** start of GIVEN ENTRIES **

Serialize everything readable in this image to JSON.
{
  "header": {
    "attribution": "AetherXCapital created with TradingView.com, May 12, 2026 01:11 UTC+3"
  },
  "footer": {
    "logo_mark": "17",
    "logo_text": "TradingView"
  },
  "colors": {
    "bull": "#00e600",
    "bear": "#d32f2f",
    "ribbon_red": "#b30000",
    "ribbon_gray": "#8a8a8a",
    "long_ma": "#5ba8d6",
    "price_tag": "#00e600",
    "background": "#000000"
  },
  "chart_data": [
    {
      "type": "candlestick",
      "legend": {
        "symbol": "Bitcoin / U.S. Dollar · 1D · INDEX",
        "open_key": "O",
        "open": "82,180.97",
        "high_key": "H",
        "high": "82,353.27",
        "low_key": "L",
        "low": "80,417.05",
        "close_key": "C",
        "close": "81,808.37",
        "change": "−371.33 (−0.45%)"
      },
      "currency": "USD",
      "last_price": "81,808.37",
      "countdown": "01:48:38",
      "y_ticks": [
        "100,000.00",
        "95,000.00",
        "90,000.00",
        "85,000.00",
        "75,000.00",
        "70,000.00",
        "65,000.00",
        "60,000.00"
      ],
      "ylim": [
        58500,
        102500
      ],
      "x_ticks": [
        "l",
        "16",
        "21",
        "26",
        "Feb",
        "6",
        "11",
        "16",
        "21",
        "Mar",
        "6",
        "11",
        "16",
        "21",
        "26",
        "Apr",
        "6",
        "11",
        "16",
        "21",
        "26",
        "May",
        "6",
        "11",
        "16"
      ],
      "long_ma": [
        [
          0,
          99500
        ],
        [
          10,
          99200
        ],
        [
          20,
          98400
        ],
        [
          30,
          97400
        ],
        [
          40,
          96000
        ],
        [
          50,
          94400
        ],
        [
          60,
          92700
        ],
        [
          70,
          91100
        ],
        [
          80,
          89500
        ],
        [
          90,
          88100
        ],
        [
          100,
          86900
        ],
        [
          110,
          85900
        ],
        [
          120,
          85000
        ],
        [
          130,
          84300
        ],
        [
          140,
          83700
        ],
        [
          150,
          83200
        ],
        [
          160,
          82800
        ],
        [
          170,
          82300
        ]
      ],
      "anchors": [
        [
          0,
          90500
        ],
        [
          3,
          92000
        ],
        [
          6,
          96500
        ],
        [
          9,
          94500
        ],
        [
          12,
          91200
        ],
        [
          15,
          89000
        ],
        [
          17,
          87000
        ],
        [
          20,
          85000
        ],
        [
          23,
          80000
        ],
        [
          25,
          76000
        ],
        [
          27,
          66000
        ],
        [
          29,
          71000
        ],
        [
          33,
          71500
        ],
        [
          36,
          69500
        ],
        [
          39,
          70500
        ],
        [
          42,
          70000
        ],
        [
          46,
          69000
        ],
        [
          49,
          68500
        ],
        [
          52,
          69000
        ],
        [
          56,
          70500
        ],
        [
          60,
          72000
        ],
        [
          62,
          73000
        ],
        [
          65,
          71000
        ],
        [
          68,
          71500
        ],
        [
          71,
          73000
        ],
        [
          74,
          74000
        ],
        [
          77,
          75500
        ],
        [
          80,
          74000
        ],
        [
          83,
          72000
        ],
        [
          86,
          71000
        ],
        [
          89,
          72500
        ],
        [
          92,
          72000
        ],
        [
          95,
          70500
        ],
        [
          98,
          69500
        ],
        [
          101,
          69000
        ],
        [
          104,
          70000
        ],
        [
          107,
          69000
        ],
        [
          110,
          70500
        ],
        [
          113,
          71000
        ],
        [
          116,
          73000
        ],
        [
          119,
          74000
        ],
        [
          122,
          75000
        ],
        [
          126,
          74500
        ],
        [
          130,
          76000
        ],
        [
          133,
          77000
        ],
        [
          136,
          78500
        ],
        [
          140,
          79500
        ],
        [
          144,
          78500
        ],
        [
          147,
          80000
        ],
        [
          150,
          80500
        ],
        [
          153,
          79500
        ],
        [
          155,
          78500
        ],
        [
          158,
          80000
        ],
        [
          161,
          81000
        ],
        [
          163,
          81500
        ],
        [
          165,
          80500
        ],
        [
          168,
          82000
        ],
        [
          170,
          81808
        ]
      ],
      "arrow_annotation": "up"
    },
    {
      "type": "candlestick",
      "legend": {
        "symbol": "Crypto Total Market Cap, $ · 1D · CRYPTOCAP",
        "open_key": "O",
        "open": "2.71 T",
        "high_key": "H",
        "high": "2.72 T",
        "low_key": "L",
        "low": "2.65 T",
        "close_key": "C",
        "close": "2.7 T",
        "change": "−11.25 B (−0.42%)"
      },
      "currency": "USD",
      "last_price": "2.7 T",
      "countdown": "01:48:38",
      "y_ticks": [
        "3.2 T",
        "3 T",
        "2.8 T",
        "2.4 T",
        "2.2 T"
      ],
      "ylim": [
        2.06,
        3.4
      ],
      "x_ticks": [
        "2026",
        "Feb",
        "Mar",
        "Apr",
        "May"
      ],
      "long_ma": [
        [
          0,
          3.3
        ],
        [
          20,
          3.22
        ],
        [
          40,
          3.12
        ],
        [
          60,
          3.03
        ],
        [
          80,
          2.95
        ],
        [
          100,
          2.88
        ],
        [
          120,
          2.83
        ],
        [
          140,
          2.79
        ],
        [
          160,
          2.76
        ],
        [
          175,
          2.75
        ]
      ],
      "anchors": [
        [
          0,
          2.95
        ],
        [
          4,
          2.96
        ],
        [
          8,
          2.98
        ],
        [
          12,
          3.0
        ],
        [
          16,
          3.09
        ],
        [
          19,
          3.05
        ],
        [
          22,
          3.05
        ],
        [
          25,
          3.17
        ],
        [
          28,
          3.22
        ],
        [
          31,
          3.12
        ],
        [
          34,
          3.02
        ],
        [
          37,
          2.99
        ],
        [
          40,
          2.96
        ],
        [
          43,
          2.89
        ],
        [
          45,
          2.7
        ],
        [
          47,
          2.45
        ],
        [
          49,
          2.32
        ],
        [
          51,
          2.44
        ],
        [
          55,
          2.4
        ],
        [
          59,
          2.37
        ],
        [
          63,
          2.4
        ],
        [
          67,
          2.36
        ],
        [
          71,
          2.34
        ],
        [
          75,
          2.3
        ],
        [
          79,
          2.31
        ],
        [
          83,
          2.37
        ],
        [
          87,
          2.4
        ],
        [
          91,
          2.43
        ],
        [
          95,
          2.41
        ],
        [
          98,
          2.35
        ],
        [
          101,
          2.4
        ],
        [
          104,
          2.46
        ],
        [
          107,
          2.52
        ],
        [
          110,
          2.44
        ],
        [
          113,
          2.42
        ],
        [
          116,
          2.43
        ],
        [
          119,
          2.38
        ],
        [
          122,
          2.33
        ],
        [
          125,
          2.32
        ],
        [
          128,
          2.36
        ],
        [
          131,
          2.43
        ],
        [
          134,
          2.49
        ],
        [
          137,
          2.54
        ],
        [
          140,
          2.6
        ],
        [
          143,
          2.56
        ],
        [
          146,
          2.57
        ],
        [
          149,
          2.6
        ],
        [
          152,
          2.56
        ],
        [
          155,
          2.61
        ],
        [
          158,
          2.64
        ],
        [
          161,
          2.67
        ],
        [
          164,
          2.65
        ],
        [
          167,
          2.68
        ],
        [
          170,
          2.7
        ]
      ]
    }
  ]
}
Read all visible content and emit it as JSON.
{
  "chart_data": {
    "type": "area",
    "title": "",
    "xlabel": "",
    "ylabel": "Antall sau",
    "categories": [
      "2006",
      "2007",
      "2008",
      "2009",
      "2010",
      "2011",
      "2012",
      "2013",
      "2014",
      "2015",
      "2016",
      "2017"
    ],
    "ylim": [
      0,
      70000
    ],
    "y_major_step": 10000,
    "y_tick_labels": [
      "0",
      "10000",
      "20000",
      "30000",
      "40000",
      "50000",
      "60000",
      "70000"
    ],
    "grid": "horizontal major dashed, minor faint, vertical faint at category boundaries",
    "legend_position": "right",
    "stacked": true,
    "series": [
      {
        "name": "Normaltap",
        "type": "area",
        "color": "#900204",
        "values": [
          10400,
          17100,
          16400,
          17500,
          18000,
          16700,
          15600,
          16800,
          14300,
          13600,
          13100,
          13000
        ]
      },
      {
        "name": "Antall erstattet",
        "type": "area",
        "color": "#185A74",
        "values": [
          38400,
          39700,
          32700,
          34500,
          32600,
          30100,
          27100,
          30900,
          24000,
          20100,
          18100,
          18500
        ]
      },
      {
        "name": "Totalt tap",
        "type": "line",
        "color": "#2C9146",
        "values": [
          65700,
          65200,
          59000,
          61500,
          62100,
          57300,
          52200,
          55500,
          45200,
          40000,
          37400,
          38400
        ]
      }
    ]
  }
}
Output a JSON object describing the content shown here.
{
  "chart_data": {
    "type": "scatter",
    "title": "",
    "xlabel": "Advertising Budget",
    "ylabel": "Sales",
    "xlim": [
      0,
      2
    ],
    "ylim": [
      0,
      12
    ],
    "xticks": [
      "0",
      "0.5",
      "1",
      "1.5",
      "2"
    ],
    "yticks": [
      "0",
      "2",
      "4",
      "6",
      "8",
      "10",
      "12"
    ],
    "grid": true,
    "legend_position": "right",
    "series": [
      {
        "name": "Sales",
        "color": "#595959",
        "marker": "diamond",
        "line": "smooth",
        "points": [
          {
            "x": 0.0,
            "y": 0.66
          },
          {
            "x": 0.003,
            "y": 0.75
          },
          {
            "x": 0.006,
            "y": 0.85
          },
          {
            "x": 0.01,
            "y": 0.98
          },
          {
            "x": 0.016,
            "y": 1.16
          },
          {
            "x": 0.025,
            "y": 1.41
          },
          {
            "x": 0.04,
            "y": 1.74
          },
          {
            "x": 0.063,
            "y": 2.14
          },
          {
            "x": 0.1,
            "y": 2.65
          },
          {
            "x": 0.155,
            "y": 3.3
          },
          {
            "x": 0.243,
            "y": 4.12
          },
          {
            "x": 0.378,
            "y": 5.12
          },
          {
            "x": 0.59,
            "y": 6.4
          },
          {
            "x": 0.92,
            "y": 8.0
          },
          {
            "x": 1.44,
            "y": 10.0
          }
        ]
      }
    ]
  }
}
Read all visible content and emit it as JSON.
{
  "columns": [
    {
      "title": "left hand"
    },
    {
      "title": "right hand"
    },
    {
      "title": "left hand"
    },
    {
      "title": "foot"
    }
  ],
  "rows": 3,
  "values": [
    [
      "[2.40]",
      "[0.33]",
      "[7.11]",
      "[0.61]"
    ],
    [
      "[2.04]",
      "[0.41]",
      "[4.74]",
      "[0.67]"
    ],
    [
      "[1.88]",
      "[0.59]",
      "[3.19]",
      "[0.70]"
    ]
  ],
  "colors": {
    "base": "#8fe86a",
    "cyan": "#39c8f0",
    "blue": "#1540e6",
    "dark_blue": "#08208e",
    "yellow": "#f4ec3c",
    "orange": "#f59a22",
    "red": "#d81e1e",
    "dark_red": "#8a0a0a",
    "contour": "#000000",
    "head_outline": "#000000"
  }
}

** end of GIVEN ENTRIES **

Looking at the material above, count the lines that hold "grid" and give the total alone.

▶ _RIGHT ANSWER_: 2